What to work on - Transcribe the records below exactly as they appear.

>> Start Record set

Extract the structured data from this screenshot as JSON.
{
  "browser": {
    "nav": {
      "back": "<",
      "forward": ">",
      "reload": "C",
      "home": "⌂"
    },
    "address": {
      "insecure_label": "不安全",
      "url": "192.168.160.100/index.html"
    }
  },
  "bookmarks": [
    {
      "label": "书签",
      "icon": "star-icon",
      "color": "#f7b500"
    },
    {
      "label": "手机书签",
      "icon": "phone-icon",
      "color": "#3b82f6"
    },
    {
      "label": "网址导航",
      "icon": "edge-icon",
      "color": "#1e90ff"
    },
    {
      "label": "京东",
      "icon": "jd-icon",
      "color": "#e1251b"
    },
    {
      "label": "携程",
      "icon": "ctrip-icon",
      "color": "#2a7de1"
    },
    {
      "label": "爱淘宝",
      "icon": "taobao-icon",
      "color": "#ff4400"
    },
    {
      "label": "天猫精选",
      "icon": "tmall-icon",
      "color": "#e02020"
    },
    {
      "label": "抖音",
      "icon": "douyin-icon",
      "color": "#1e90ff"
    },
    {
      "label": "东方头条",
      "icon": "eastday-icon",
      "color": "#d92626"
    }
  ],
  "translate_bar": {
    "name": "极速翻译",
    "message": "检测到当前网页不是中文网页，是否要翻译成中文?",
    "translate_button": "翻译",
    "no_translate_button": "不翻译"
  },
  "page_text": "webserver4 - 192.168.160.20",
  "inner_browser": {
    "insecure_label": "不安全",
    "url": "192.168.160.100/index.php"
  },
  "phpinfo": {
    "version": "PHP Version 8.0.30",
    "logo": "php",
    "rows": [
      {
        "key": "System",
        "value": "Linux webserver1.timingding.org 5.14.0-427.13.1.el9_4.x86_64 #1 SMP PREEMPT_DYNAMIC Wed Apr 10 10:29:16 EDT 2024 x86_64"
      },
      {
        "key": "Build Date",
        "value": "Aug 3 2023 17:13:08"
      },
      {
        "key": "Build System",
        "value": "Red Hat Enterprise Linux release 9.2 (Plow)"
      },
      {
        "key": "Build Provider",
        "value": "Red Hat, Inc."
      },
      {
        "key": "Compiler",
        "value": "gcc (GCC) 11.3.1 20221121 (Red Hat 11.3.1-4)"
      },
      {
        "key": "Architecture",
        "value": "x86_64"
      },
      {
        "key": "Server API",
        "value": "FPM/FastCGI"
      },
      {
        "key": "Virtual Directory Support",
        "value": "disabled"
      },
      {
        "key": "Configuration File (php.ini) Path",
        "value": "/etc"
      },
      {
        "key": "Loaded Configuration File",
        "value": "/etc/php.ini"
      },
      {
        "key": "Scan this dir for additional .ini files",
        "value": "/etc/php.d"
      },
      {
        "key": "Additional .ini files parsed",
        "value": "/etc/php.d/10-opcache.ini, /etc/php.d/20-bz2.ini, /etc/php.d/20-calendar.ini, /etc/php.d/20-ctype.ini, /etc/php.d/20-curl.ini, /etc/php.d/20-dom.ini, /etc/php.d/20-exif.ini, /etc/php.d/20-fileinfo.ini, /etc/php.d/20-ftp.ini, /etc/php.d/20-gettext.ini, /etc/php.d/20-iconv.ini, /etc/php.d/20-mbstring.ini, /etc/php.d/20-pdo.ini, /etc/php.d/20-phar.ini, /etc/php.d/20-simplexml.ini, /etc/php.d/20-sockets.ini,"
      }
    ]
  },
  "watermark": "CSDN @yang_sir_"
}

>> End Record set

Answer to this task -
Extract the structured data from this screenshot as JSON.
{
  "browser": {
    "nav": {
      "back": "<",
      "forward": ">",
      "reload": "C",
      "home": "⌂"
    },
    "address": {
      "insecure_label": "不安全",
      "url": "192.168.160.100/index.html"
    }
  },
  "bookmarks": [
    {
      "label": "书签",
      "icon": "star-icon",
      "color": "#f7b500"
    },
    {
      "label": "手机书签",
      "icon": "phone-icon",
      "color": "#3b82f6"
    },
    {
      "label": "网址导航",
      "icon": "edge-icon",
      "color": "#1e90ff"
    },
    {
      "label": "京东",
      "icon": "jd-icon",
      "color": "#e1251b"
    },
    {
      "label": "携程",
      "icon": "ctrip-icon",
      "color": "#2a7de1"
    },
    {
      "label": "爱淘宝",
      "icon": "taobao-icon",
      "color": "#ff4400"
    },
    {
      "label": "天猫精选",
      "icon": "tmall-icon",
      "color": "#e02020"
    },
    {
      "label": "抖音",
      "icon": "douyin-icon",
      "color": "#1e90ff"
    },
    {
      "label": "东方头条",
      "icon": "eastday-icon",
      "color": "#d92626"
    }
  ],
  "translate_bar": {
    "name": "极速翻译",
    "message": "检测到当前网页不是中文网页，是否要翻译成中文?",
    "translate_button": "翻译",
    "no_translate_button": "不翻译"
  },
  "page_text": "webserver4 - 192.168.160.20",
  "inner_browser": {
    "insecure_label": "不安全",
    "url": "192.168.160.100/index.php"
  },
  "phpinfo": {
    "version": "PHP Version 8.0.30",
    "logo": "php",
    "rows": [
      {
        "key": "System",
        "value": "Linux webserver1.timingding.org 5.14.0-427.13.1.el9_4.x86_64 #1 SMP PREEMPT_DYNAMIC Wed Apr 10 10:29:16 EDT 2024 x86_64"
      },
      {
        "key": "Build Date",
        "value": "Aug 3 2023 17:13:08"
      },
      {
        "key": "Build System",
        "value": "Red Hat Enterprise Linux release 9.2 (Plow)"
      },
      {
        "key": "Build Provider",
        "value": "Red Hat, Inc."
      },
      {
        "key": "Compiler",
        "value": "gcc (GCC) 11.3.1 20221121 (Red Hat 11.3.1-4)"
      },
      {
        "key": "Architecture",
        "value": "x86_64"
      },
      {
        "key": "Server API",
        "value": "FPM/FastCGI"
      },
      {
        "key": "Virtual Directory Support",
        "value": "disabled"
      },
      {
        "key": "Configuration File (php.ini) Path",
        "value": "/etc"
      },
      {
        "key": "Loaded Configuration File",
        "value": "/etc/php.ini"
      },
      {
        "key": "Scan this dir for additional .ini files",
        "value": "/etc/php.d"
      },
      {
        "key": "Additional .ini files parsed",
        "value": "/etc/php.d/10-opcache.ini, /etc/php.d/20-bz2.ini, /etc/php.d/20-calendar.ini, /etc/php.d/20-ctype.ini, /etc/php.d/20-curl.ini, /etc/php.d/20-dom.ini, /etc/php.d/20-exif.ini, /etc/php.d/20-fileinfo.ini, /etc/php.d/20-ftp.ini, /etc/php.d/20-gettext.ini, /etc/php.d/20-iconv.ini, /etc/php.d/20-mbstring.ini, /etc/php.d/20-pdo.ini, /etc/php.d/20-phar.ini, /etc/php.d/20-simplexml.ini, /etc/php.d/20-sockets.ini,"
      }
    ]
  },
  "watermark": "CSDN @yang_sir_"
}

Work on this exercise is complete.